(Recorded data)
----

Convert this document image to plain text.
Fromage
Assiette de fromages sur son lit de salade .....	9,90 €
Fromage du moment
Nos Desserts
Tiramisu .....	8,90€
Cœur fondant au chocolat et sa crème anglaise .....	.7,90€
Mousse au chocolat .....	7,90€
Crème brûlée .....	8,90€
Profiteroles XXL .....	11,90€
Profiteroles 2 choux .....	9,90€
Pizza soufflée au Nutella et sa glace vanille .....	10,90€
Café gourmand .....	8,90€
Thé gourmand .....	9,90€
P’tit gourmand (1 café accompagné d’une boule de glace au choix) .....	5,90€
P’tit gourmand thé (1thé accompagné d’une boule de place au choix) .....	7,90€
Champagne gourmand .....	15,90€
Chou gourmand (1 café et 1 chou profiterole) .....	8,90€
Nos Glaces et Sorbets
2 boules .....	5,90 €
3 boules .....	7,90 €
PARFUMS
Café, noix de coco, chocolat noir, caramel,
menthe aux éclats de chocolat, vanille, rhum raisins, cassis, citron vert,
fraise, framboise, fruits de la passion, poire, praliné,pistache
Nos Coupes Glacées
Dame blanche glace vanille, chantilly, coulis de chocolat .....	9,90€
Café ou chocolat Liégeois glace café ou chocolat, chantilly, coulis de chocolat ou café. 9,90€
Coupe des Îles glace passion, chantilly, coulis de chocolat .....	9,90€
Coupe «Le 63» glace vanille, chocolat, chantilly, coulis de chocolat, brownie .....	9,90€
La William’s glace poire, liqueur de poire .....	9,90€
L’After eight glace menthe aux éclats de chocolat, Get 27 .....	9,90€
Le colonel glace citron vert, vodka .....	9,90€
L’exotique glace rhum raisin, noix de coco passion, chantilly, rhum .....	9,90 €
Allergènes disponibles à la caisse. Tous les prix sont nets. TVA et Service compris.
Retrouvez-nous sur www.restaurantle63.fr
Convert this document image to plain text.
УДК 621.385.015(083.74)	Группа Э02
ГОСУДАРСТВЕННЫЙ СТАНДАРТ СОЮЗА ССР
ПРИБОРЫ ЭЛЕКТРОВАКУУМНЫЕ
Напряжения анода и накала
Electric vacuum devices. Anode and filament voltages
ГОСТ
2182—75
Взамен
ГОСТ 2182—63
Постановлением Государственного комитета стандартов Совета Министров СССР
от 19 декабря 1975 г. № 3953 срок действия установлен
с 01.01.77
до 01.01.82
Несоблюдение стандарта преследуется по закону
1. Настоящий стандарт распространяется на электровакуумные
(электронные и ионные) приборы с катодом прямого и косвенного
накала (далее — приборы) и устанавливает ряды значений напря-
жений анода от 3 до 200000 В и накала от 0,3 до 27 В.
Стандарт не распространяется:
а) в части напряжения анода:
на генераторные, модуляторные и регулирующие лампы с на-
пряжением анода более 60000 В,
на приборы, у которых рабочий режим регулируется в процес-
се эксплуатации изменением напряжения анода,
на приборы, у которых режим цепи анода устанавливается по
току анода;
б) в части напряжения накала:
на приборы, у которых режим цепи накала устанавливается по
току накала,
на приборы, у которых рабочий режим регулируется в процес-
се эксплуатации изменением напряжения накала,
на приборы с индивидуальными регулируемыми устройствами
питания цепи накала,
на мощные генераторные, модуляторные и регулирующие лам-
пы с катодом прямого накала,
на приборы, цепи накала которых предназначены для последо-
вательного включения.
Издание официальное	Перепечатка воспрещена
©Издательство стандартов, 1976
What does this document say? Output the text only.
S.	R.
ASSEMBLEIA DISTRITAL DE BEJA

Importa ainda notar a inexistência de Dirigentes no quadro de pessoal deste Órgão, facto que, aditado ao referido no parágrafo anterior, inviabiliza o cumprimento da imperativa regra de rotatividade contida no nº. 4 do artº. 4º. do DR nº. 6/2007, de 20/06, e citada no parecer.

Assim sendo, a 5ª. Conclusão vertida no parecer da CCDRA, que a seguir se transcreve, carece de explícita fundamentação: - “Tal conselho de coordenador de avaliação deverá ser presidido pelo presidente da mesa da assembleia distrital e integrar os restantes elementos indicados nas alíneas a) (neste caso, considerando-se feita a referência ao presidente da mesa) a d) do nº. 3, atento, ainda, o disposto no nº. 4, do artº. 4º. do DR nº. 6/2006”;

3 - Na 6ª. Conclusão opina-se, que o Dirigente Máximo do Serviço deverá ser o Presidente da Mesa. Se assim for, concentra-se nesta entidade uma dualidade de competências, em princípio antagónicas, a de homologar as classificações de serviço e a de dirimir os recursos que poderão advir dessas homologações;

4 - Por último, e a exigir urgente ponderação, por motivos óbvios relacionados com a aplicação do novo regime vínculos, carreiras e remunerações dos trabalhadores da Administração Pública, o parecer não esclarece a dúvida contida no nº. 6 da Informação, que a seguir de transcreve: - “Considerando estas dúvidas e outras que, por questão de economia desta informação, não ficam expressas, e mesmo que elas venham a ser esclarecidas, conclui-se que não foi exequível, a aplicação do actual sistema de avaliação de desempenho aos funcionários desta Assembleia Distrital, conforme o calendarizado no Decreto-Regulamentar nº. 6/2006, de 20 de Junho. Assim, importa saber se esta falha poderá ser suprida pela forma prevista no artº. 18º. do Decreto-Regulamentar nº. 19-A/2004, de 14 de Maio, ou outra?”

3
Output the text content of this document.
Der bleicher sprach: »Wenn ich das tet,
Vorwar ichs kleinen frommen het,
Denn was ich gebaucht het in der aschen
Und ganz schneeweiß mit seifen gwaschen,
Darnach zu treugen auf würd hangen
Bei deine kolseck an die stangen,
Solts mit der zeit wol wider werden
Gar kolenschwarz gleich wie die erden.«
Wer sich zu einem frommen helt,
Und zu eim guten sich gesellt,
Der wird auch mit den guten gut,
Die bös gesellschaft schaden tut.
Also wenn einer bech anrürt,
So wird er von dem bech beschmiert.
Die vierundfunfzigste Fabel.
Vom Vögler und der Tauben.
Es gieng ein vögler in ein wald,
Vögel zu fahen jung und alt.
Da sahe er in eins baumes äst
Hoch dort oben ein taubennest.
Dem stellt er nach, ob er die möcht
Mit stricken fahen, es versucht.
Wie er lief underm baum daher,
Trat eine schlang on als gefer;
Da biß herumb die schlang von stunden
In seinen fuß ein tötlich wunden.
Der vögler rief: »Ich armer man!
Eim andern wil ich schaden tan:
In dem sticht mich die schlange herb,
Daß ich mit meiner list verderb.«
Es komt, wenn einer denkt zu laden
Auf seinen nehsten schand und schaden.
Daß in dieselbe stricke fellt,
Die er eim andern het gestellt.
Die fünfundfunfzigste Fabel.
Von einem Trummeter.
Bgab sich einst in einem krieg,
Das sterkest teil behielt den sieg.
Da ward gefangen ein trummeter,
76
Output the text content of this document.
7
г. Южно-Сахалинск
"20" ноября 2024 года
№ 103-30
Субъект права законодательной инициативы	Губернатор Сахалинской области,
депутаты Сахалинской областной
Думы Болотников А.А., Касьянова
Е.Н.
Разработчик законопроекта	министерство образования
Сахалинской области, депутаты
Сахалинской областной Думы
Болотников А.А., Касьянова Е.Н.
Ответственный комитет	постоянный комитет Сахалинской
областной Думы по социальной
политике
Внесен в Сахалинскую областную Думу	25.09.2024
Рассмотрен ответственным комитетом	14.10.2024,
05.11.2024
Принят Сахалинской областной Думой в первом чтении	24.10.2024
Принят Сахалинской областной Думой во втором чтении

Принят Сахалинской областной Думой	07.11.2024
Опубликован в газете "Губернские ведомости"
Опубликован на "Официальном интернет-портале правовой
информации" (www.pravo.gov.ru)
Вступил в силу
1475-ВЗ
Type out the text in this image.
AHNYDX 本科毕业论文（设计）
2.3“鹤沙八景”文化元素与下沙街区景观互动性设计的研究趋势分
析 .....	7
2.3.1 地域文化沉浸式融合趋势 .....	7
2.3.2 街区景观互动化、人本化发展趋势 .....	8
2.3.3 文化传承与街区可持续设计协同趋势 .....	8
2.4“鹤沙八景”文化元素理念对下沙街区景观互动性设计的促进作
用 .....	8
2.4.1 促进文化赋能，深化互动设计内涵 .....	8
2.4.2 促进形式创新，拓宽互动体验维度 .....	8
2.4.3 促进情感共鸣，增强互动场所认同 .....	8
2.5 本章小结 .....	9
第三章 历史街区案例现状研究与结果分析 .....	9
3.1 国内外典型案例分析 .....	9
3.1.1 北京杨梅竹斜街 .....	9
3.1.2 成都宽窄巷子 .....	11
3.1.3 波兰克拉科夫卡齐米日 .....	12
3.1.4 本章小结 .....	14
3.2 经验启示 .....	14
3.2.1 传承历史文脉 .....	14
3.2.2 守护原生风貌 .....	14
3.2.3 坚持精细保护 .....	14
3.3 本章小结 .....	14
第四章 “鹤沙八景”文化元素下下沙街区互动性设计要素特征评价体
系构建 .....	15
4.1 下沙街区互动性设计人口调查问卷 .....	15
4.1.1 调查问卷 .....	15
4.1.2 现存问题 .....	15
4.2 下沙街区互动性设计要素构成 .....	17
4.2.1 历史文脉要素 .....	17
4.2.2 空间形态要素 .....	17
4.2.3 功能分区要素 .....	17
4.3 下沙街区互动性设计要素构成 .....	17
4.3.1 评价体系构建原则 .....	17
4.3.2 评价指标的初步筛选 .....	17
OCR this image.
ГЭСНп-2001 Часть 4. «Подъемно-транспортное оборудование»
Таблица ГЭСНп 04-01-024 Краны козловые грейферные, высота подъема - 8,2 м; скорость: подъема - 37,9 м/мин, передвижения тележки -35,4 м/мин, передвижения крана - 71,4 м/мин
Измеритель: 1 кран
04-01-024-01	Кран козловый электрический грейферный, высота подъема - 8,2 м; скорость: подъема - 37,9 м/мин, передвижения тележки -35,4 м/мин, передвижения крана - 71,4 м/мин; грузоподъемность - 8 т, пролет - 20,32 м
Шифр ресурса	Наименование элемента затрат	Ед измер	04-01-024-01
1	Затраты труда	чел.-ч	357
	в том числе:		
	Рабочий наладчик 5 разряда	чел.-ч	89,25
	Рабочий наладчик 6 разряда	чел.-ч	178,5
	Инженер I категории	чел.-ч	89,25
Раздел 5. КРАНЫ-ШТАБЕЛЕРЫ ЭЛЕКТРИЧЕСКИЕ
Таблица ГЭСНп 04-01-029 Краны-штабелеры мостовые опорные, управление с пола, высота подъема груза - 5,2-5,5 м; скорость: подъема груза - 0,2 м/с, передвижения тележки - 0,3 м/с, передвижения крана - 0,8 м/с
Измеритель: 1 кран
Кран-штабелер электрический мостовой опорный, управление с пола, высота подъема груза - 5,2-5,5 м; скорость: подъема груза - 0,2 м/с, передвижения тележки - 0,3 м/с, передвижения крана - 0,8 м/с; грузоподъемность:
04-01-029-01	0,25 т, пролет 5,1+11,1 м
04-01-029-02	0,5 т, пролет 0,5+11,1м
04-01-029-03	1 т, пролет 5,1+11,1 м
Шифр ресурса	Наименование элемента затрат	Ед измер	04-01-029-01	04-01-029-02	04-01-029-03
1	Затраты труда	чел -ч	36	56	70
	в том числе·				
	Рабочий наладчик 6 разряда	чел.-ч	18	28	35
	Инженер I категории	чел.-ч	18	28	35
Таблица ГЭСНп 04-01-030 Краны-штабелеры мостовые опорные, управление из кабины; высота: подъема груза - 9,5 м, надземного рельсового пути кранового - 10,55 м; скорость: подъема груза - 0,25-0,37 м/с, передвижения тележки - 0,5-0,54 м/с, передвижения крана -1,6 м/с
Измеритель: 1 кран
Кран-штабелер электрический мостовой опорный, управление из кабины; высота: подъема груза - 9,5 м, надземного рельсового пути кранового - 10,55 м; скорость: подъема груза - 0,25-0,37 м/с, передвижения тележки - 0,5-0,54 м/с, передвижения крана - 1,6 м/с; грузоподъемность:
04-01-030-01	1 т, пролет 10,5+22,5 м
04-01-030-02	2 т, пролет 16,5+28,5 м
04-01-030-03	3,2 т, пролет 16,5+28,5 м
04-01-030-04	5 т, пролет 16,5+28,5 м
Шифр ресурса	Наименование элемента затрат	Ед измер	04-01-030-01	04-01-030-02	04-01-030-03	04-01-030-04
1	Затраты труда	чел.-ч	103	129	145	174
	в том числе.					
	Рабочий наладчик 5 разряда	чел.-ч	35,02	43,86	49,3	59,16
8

----

## [What to do]
State, as a number only, how many lines in the entries include "разряда".

## [Reply to the exercise]
4